Copy out all of the data exactly as it appears.

Provided records:
============================================================
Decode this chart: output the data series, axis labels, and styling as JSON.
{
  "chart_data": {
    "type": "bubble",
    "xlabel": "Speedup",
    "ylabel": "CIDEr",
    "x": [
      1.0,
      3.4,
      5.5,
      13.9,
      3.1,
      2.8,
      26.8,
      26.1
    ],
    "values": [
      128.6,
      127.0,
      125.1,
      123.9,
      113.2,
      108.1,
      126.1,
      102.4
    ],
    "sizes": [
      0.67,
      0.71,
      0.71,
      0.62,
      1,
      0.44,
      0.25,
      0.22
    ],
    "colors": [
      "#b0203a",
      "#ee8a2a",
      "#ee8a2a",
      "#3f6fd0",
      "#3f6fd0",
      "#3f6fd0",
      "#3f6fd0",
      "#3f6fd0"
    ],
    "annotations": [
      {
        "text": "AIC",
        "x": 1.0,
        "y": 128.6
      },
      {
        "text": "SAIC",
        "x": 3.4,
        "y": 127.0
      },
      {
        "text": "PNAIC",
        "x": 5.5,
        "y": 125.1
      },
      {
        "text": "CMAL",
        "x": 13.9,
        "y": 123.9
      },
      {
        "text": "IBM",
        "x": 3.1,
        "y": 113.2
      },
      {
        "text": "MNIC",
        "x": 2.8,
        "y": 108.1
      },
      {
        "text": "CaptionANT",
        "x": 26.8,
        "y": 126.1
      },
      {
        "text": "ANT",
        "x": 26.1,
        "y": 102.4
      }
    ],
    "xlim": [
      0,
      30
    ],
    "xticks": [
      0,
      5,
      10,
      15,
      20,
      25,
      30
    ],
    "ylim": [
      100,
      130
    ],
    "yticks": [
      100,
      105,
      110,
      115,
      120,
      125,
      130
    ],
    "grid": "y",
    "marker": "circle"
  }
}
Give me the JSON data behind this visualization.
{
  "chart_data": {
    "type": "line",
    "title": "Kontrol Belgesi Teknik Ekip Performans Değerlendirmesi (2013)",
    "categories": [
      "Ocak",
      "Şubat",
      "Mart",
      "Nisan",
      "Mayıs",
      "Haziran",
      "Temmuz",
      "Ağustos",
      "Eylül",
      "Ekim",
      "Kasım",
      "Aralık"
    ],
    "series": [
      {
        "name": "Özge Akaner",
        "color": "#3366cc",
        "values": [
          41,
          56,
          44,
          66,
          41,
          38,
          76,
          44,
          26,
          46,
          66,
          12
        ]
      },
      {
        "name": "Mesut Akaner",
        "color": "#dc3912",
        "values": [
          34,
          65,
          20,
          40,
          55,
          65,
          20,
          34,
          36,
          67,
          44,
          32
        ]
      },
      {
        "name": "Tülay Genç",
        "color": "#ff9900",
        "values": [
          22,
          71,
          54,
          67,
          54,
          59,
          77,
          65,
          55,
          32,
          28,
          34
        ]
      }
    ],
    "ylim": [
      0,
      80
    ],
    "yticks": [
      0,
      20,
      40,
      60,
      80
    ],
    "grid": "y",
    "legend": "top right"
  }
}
============================================================
Task output:
Decode this chart: output the data series, axis labels, and styling as JSON.
{
  "chart_data": {
    "type": "bubble",
    "xlabel": "Speedup",
    "ylabel": "CIDEr",
    "x": [
      1.0,
      3.4,
      5.5,
      13.9,
      3.1,
      2.8,
      26.8,
      26.1
    ],
    "values": [
      128.6,
      127.0,
      125.1,
      123.9,
      113.2,
      108.1,
      126.1,
      102.4
    ],
    "sizes": [
      0.67,
      0.71,
      0.71,
      0.62,
      1,
      0.44,
      0.25,
      0.22
    ],
    "colors": [
      "#b0203a",
      "#ee8a2a",
      "#ee8a2a",
      "#3f6fd0",
      "#3f6fd0",
      "#3f6fd0",
      "#3f6fd0",
      "#3f6fd0"
    ],
    "annotations": [
      {
        "text": "AIC",
        "x": 1.0,
        "y": 128.6
      },
      {
        "text": "SAIC",
        "x": 3.4,
        "y": 127.0
      },
      {
        "text": "PNAIC",
        "x": 5.5,
        "y": 125.1
      },
      {
        "text": "CMAL",
        "x": 13.9,
        "y": 123.9
      },
      {
        "text": "IBM",
        "x": 3.1,
        "y": 113.2
      },
      {
        "text": "MNIC",
        "x": 2.8,
        "y": 108.1
      },
      {
        "text": "CaptionANT",
        "x": 26.8,
        "y": 126.1
      },
      {
        "text": "ANT",
        "x": 26.1,
        "y": 102.4
      }
    ],
    "xlim": [
      0,
      30
    ],
    "xticks": [
      0,
      5,
      10,
      15,
      20,
      25,
      30
    ],
    "ylim": [
      100,
      130
    ],
    "yticks": [
      100,
      105,
      110,
      115,
      120,
      125,
      130
    ],
    "grid": "y",
    "marker": "circle"
  }
}
Give me the JSON data behind this visualization.
{
  "chart_data": {
    "type": "line",
    "title": "Kontrol Belgesi Teknik Ekip Performans Değerlendirmesi (2013)",
    "categories": [
      "Ocak",
      "Şubat",
      "Mart",
      "Nisan",
      "Mayıs",
      "Haziran",
      "Temmuz",
      "Ağustos",
      "Eylül",
      "Ekim",
      "Kasım",
      "Aralık"
    ],
    "series": [
      {
        "name": "Özge Akaner",
        "color": "#3366cc",
        "values": [
          41,
          56,
          44,
          66,
          41,
          38,
          76,
          44,
          26,
          46,
          66,
          12
        ]
      },
      {
        "name": "Mesut Akaner",
        "color": "#dc3912",
        "values": [
          34,
          65,
          20,
          40,
          55,
          65,
          20,
          34,
          36,
          67,
          44,
          32
        ]
      },
      {
        "name": "Tülay Genç",
        "color": "#ff9900",
        "values": [
          22,
          71,
          54,
          67,
          54,
          59,
          77,
          65,
          55,
          32,
          28,
          34
        ]
      }
    ],
    "ylim": [
      0,
      80
    ],
    "yticks": [
      0,
      20,
      40,
      60,
      80
    ],
    "grid": "y",
    "legend": "top right"
  }
}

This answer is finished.